• The request: Where a line holds "start", copy it.

_ _ _ _ _

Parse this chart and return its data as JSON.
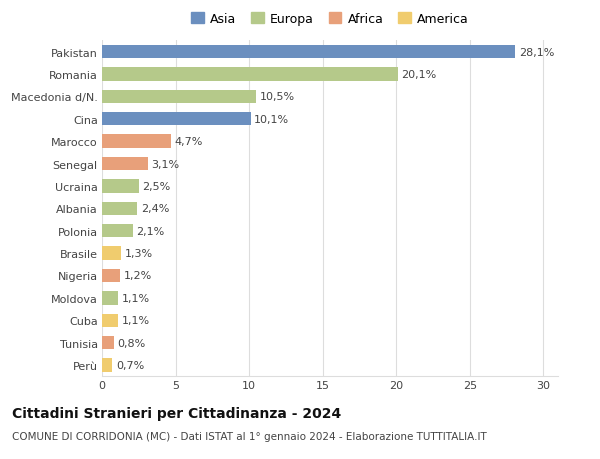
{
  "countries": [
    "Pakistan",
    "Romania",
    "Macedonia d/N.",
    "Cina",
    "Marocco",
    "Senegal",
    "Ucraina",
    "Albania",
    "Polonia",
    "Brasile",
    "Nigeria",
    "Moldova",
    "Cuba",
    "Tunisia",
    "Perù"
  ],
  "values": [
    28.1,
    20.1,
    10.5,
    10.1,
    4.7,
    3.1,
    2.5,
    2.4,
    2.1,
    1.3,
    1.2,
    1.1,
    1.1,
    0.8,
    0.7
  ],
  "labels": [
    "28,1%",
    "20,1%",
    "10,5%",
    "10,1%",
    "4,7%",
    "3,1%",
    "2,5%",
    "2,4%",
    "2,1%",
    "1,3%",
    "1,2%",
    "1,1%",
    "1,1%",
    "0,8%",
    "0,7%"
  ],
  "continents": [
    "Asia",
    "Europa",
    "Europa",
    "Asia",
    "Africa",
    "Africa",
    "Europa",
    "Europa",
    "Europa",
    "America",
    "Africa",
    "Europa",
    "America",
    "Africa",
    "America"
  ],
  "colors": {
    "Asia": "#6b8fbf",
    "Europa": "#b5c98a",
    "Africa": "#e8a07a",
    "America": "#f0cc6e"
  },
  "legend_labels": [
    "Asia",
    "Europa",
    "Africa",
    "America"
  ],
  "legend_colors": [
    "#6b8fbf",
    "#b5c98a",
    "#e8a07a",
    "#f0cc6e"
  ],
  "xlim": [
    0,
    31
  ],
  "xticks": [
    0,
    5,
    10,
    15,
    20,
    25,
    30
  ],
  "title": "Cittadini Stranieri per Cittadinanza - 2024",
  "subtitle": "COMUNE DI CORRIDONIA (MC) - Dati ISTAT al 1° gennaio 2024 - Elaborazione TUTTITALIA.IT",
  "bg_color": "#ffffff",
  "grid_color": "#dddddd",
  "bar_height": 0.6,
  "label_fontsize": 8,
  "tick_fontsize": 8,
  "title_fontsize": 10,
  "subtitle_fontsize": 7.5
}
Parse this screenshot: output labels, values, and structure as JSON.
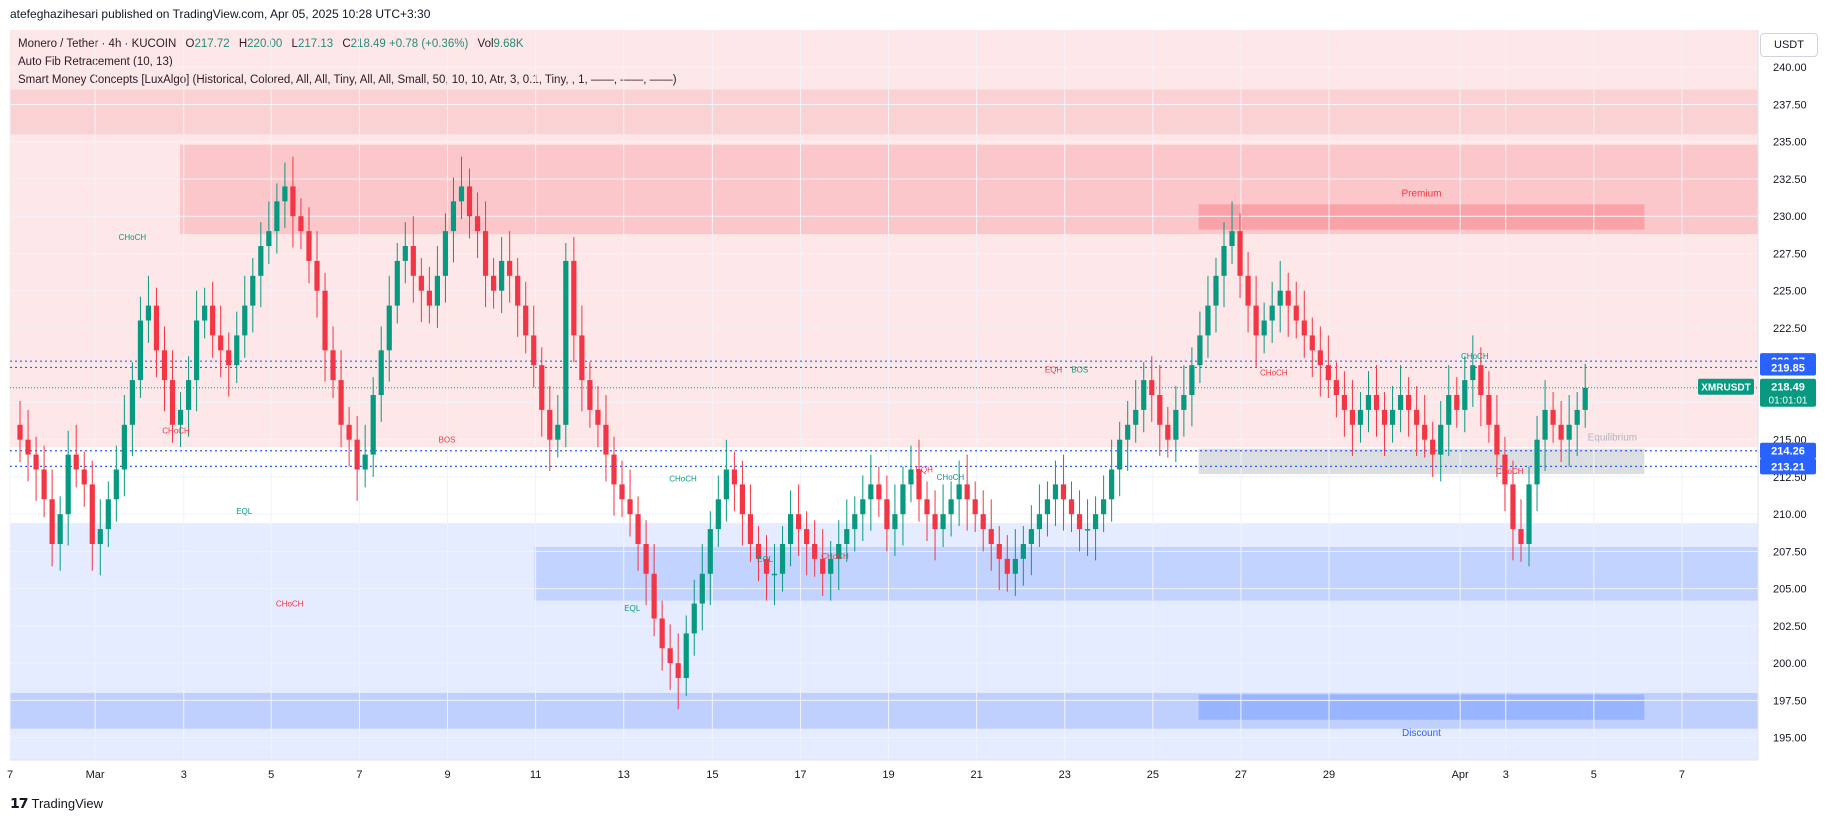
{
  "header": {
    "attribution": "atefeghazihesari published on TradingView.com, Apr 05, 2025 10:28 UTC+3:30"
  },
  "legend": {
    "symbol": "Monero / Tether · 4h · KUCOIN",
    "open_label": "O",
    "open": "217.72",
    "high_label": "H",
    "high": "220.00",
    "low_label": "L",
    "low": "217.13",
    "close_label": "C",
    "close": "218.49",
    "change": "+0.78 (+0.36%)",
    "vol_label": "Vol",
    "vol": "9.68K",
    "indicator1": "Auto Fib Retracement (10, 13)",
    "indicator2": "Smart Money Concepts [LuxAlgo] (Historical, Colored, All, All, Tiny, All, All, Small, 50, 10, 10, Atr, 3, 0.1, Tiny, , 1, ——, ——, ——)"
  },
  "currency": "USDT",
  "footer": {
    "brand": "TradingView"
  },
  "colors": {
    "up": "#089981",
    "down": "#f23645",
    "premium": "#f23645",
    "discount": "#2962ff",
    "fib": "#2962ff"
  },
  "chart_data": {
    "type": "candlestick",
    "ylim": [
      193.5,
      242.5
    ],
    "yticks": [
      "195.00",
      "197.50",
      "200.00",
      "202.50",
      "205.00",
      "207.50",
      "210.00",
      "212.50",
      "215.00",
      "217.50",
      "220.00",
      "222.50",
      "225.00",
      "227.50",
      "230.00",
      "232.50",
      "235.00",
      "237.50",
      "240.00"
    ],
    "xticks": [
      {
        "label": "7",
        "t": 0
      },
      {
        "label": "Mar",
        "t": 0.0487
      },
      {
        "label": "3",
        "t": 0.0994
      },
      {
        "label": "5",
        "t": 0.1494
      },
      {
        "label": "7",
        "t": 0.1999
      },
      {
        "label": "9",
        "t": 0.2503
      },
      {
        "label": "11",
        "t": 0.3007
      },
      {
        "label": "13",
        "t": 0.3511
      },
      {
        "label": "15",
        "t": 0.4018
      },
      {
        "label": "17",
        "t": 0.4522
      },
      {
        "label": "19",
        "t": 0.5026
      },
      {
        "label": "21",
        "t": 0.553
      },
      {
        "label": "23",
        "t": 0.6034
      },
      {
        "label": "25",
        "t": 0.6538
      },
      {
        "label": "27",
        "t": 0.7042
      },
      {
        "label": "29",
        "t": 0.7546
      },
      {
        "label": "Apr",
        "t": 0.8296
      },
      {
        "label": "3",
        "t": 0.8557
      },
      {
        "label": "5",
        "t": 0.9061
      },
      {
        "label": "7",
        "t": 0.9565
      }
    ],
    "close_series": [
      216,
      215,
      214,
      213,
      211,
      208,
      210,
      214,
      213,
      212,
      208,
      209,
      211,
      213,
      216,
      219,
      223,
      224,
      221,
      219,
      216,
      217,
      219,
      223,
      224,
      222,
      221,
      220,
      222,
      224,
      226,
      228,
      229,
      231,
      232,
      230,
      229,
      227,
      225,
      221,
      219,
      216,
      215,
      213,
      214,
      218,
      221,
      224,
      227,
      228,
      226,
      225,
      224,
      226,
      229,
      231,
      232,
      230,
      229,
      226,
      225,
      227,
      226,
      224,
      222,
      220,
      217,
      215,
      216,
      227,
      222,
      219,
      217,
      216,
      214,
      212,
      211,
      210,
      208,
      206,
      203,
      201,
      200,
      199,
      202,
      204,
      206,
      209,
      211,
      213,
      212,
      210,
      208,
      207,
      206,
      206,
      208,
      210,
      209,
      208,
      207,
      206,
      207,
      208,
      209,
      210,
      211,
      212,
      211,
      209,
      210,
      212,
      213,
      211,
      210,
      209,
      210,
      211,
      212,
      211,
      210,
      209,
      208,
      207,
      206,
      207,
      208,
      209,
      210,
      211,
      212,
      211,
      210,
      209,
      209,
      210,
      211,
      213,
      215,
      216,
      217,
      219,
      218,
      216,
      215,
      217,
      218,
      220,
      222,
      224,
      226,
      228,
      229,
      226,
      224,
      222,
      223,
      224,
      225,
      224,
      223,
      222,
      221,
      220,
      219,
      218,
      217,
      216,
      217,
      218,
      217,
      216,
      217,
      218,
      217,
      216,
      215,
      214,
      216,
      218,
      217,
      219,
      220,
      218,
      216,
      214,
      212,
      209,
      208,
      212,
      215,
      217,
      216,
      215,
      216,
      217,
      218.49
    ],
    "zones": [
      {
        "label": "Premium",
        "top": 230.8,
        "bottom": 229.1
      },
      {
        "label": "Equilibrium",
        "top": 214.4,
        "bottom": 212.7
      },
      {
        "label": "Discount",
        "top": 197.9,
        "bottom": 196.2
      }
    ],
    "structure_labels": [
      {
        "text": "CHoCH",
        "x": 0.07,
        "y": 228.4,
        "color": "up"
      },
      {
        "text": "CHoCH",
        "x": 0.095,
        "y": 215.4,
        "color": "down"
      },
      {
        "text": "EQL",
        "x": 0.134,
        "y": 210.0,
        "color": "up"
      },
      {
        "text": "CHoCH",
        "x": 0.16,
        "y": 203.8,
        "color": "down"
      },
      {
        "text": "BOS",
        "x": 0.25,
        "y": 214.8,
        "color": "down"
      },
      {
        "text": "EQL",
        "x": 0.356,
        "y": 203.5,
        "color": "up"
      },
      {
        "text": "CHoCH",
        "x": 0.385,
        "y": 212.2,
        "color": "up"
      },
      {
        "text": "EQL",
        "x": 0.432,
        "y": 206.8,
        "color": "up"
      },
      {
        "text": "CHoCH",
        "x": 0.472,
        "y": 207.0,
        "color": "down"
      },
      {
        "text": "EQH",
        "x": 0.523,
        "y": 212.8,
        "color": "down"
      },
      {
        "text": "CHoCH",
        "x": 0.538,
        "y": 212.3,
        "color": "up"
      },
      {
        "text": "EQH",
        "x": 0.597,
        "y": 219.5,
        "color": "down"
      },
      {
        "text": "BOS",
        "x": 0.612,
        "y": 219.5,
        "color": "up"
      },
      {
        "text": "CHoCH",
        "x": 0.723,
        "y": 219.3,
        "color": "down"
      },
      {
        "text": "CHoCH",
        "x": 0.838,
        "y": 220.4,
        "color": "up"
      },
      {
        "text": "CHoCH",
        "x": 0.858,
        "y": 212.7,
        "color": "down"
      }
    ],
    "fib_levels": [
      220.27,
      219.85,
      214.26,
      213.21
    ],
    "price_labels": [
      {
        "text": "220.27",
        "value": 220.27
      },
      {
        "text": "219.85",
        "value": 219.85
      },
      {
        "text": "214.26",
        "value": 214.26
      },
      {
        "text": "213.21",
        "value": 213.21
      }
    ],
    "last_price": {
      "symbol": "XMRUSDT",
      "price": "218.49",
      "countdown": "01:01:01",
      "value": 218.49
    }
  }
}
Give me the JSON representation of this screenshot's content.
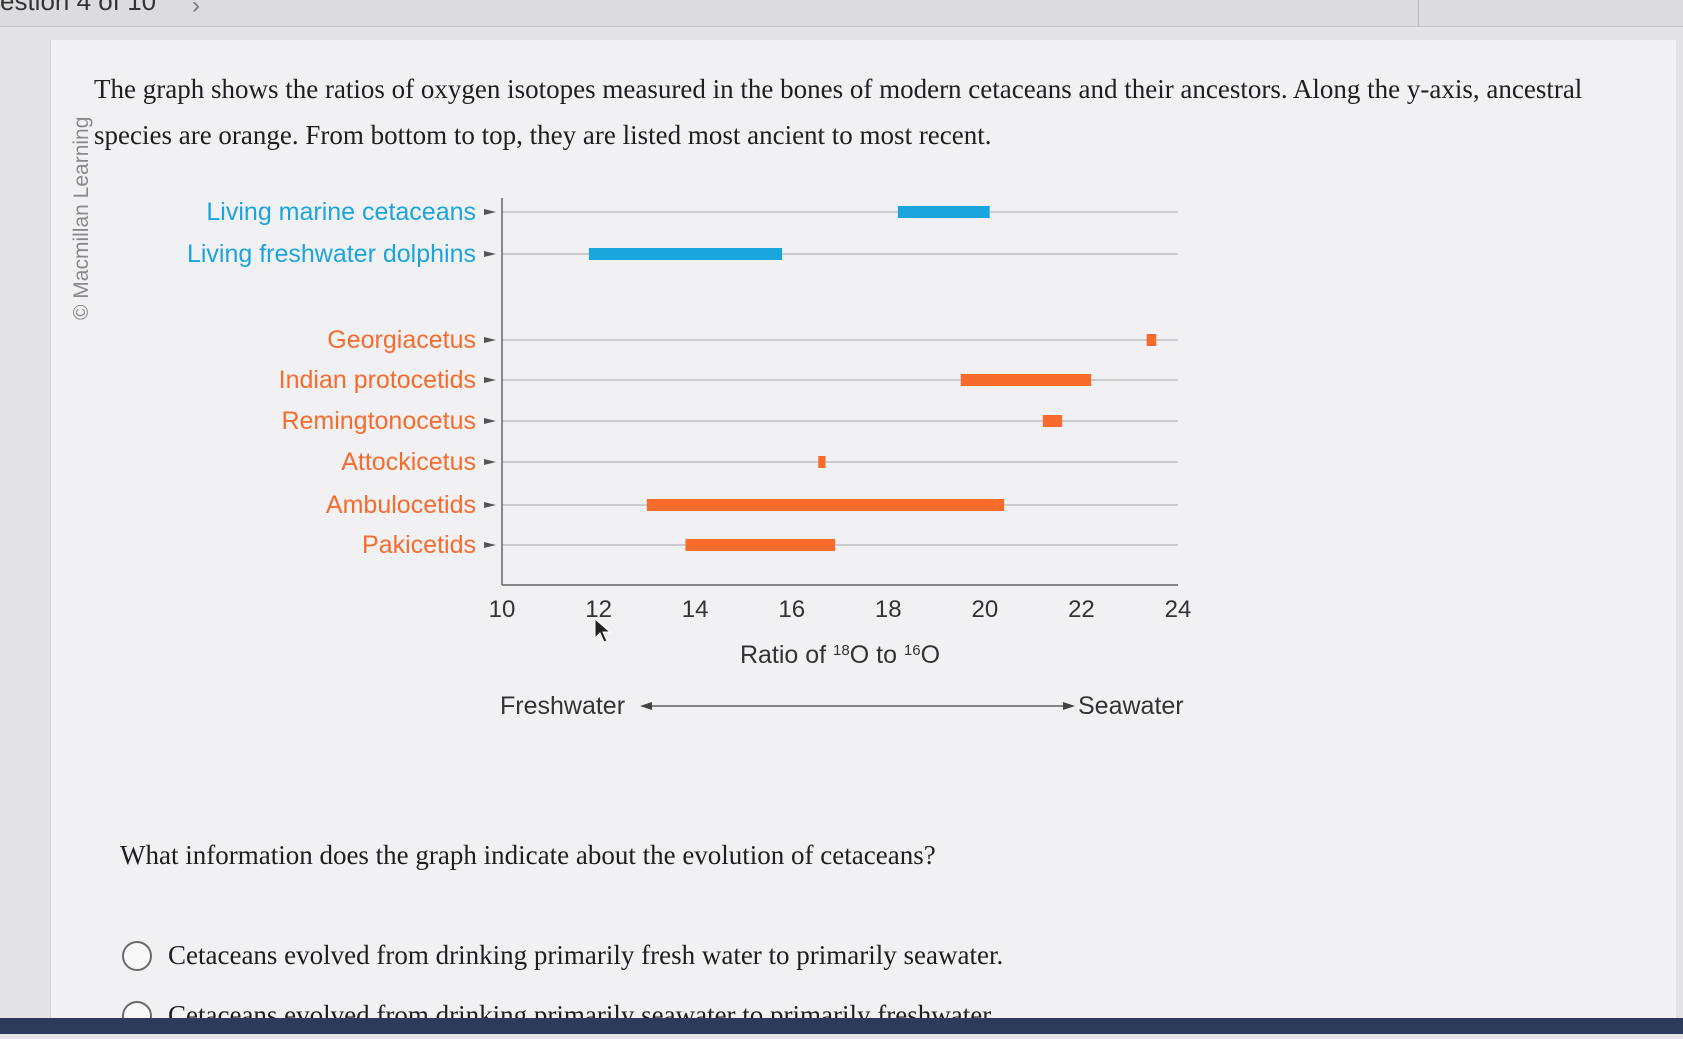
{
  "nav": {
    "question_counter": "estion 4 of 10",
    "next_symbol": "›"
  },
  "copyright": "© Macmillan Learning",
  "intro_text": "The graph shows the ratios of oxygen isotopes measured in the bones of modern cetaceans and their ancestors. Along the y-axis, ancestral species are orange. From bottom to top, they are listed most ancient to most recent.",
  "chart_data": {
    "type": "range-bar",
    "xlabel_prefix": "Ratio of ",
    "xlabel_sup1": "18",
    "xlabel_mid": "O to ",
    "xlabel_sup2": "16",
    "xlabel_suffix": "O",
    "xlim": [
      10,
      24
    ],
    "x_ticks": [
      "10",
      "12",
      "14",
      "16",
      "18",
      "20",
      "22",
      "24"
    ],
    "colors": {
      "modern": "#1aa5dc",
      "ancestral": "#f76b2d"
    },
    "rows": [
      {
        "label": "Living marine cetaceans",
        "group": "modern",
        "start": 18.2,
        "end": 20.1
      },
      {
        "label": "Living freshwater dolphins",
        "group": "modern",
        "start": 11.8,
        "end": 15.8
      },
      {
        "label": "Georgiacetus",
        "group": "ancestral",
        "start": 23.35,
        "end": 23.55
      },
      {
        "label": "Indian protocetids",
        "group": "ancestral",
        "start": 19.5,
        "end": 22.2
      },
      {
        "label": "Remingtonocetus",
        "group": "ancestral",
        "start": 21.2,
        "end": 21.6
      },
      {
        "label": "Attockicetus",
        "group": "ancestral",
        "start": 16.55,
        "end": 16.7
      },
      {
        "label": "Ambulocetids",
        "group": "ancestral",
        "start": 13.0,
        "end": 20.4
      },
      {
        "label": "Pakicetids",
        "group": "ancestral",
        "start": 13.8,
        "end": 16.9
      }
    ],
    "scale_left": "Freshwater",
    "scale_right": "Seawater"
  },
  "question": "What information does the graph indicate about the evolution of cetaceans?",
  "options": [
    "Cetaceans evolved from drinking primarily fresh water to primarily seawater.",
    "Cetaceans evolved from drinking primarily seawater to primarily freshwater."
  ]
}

_ _ _ _ _

• Task solution:
        "start": 18.2,
        "start": 11.8,
        "start": 23.35,
        "start": 19.5,
        "start": 21.2,
        "start": 16.55,
        "start": 13.0,
        "start": 13.8,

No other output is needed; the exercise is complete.